══ Records provided ══

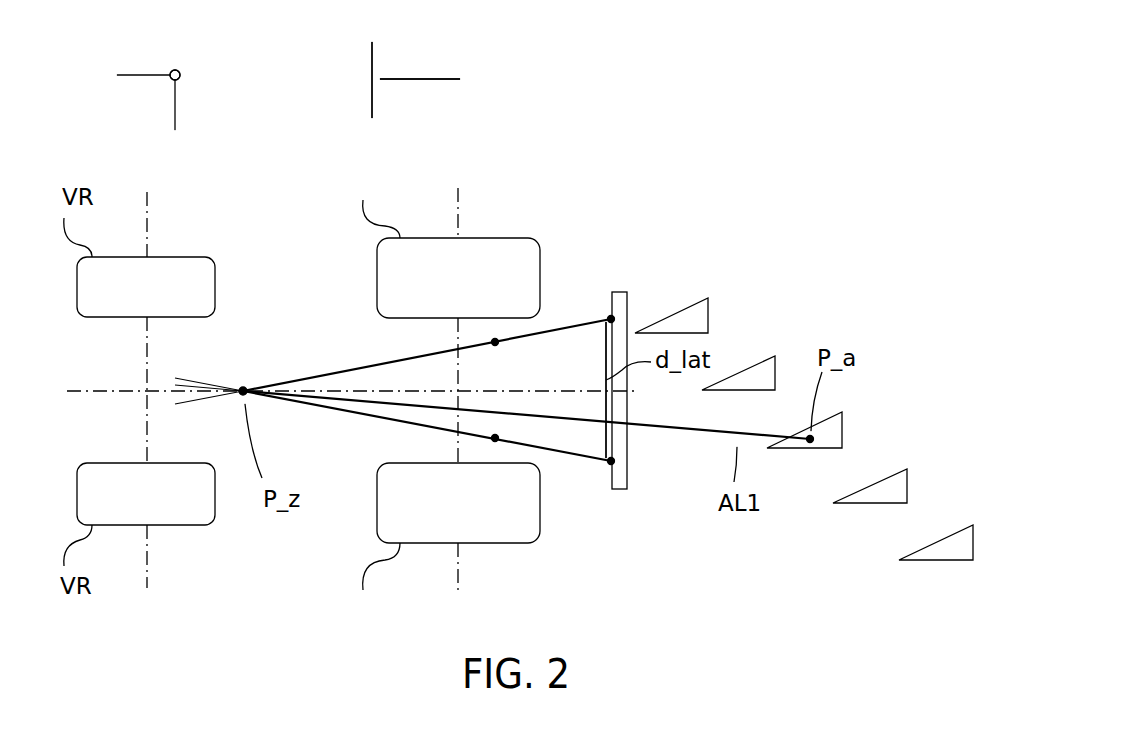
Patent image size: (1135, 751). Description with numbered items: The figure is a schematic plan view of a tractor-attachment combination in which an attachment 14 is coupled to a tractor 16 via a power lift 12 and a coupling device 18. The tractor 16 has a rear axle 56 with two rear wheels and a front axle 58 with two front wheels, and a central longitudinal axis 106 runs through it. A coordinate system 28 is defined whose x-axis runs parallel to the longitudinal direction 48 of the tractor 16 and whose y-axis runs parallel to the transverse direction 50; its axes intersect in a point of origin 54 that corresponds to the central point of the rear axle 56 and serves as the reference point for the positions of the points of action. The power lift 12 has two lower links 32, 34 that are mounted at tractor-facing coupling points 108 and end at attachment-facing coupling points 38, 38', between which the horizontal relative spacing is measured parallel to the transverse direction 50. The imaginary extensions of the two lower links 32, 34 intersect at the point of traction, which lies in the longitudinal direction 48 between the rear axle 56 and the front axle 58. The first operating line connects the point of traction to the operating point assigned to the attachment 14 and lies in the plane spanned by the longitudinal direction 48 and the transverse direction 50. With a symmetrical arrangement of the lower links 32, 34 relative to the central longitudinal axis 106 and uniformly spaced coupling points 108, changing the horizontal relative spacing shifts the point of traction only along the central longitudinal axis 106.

The power lift 12 is at (592, 305).
The attachment 14 is at (750, 296).
The tractor 16 is at (312, 211).
The coupling device 18 is at (642, 452).
The coordinate system 28 is at (132, 98).
The lower link 32 is at (557, 315).
The lower link 34 is at (572, 468).
The coupling point 38 is at (646, 483).
The coupling point 38' is at (652, 287).
The longitudinal direction 48 is at (431, 79).
The transverse direction 50 is at (372, 90).
The point of origin 54 is at (468, 385).
The rear axle 56 is at (176, 67).
The front axle 58 is at (148, 200).
The central longitudinal axis 106 is at (93, 390).
The coupling points 108 is at (495, 340).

═══

### Requirement
Swap "schematic plan view" for "schematic top view" in the records from their start up to and including the line with "The attachment 14 is at (750, 296).", and reproduce those lines otherwise unchanged. Omit the pictures from the output.

### Answer to this task
Patent image size: (1135, 751). Description with numbered items: The figure is a schematic top view of a tractor-attachment combination in which an attachment 14 is coupled to a tractor 16 via a power lift 12 and a coupling device 18. The tractor 16 has a rear axle 56 with two rear wheels and a front axle 58 with two front wheels, and a central longitudinal axis 106 runs through it. A coordinate system 28 is defined whose x-axis runs parallel to the longitudinal direction 48 of the tractor 16 and whose y-axis runs parallel to the transverse direction 50; its axes intersect in a point of origin 54 that corresponds to the central point of the rear axle 56 and serves as the reference point for the positions of the points of action. The power lift 12 has two lower links 32, 34 that are mounted at tractor-facing coupling points 108 and end at attachment-facing coupling points 38, 38', between which the horizontal relative spacing is measured parallel to the transverse direction 50. The imaginary extensions of the two lower links 32, 34 intersect at the point of traction, which lies in the longitudinal direction 48 between the rear axle 56 and the front axle 58. The first operating line connects the point of traction to the operating point assigned to the attachment 14 and lies in the plane spanned by the longitudinal direction 48 and the transverse direction 50. With a symmetrical arrangement of the lower links 32, 34 relative to the central longitudinal axis 106 and uniformly spaced coupling points 108, changing the horizontal relative spacing shifts the point of traction only along the central longitudinal axis 106.

The power lift 12 is at (592, 305).
The attachment 14 is at (750, 296).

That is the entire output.